# WHAT TO WORK ON:
Pull out all lines from the listing below in which the word "author" appears.

MATERIAL FOR THIS EXERCISE start

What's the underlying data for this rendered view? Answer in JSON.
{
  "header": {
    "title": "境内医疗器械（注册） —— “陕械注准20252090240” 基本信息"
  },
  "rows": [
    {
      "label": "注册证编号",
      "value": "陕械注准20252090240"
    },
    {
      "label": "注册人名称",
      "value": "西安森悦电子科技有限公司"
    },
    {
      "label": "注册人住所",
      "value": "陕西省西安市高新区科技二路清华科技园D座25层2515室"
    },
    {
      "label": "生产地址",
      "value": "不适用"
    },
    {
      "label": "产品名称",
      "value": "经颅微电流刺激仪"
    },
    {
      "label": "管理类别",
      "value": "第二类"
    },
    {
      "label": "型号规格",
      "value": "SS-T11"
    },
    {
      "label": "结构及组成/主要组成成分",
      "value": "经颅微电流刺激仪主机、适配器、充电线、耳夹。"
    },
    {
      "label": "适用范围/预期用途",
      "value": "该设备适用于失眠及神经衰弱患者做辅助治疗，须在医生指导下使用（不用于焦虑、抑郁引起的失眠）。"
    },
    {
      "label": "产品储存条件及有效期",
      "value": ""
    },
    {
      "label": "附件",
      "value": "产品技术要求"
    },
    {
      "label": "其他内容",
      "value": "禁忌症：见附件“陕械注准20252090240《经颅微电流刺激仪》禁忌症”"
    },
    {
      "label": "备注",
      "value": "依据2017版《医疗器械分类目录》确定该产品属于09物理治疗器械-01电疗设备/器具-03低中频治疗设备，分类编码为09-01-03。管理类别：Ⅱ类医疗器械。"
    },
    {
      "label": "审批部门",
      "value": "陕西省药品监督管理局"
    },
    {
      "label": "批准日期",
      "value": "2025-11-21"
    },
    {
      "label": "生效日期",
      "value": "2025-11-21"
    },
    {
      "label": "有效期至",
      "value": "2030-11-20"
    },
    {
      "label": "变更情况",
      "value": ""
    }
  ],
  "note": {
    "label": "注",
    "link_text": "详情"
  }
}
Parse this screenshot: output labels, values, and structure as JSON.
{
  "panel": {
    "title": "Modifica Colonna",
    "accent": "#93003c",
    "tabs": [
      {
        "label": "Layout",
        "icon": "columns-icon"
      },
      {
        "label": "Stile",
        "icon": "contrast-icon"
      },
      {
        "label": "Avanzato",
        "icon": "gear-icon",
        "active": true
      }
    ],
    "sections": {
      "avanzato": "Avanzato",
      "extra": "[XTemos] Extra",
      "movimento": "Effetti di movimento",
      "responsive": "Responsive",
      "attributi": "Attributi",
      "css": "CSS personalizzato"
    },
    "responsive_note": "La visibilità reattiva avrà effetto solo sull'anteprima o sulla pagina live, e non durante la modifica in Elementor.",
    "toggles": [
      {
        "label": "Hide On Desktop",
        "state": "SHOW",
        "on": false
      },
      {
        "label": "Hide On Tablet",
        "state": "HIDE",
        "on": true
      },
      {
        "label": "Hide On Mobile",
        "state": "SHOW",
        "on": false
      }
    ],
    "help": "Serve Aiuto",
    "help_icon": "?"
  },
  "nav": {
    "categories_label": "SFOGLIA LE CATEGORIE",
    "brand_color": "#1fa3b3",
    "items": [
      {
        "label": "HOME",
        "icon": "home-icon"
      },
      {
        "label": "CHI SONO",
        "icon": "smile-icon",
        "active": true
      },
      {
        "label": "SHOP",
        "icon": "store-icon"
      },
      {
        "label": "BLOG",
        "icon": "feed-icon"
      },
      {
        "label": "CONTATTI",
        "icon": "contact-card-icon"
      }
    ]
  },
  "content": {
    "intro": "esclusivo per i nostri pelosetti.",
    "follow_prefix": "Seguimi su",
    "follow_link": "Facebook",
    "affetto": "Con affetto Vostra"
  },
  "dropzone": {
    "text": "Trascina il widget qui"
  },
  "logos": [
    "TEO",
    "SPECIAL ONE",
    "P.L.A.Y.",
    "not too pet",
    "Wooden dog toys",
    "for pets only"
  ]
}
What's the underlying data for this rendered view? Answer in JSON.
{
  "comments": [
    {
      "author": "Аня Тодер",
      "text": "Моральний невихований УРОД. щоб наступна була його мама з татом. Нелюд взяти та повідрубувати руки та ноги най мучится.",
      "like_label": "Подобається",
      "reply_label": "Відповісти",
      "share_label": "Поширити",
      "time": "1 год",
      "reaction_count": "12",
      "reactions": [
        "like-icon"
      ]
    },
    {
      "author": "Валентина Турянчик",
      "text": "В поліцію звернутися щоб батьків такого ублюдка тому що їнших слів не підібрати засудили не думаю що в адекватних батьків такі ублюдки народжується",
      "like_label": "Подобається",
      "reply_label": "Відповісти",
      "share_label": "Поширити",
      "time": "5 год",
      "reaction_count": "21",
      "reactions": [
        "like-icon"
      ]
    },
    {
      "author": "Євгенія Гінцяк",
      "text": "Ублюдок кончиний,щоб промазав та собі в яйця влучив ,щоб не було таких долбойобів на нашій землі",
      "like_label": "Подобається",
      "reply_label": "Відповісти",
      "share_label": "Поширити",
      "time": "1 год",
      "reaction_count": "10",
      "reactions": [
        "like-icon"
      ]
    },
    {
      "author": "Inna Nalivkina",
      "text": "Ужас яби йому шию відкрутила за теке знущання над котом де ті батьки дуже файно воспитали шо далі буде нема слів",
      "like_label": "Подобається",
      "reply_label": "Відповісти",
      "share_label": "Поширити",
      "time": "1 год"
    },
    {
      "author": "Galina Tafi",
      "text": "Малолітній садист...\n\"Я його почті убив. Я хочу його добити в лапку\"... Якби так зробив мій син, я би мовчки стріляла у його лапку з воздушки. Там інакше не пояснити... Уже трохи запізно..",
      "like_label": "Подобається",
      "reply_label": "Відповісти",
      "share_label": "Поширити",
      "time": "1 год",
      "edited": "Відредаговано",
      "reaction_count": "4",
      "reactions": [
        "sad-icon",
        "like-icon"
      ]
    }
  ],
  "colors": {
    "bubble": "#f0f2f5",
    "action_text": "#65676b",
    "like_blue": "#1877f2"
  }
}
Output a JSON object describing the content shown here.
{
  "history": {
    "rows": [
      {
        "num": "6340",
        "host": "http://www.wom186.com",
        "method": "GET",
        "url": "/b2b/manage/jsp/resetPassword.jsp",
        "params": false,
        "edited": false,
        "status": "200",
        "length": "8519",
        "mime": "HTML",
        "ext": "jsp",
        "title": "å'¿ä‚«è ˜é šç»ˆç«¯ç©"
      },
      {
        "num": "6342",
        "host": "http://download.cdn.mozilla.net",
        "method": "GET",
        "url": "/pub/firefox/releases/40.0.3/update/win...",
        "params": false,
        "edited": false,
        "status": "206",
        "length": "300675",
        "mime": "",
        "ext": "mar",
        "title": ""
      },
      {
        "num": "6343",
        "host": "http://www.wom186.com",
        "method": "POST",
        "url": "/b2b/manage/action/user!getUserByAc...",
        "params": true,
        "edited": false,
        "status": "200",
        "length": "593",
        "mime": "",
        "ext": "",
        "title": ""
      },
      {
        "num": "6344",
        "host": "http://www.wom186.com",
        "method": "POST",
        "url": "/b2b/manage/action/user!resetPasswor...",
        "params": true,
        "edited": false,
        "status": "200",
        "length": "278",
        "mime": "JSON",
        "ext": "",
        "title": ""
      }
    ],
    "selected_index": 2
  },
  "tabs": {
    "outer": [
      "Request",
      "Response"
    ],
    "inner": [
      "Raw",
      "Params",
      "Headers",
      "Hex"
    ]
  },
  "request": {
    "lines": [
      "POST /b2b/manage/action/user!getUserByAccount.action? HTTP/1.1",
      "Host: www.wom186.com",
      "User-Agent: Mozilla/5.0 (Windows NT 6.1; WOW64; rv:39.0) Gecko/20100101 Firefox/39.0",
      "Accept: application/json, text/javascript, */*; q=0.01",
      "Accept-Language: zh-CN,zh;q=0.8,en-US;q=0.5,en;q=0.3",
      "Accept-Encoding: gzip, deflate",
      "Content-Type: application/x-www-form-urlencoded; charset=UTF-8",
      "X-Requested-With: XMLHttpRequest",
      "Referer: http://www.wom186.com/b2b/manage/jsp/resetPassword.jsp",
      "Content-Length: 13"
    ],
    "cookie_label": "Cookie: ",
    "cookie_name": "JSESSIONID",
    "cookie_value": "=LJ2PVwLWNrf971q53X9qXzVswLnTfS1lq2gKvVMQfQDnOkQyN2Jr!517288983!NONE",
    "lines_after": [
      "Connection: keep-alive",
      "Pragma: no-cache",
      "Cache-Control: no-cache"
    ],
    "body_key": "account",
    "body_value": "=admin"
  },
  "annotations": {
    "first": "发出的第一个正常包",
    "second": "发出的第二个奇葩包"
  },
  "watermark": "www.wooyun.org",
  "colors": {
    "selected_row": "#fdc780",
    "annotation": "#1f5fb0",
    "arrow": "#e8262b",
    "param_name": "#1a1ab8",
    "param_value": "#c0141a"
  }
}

MATERIAL FOR THIS EXERCISE end

# WRITTEN RESPONSE:
      "author": "Аня Тодер",
      "author": "Валентина Турянчик",
      "author": "Євгенія Гінцяк",
      "author": "Inna Nalivkina",
      "author": "Galina Tafi",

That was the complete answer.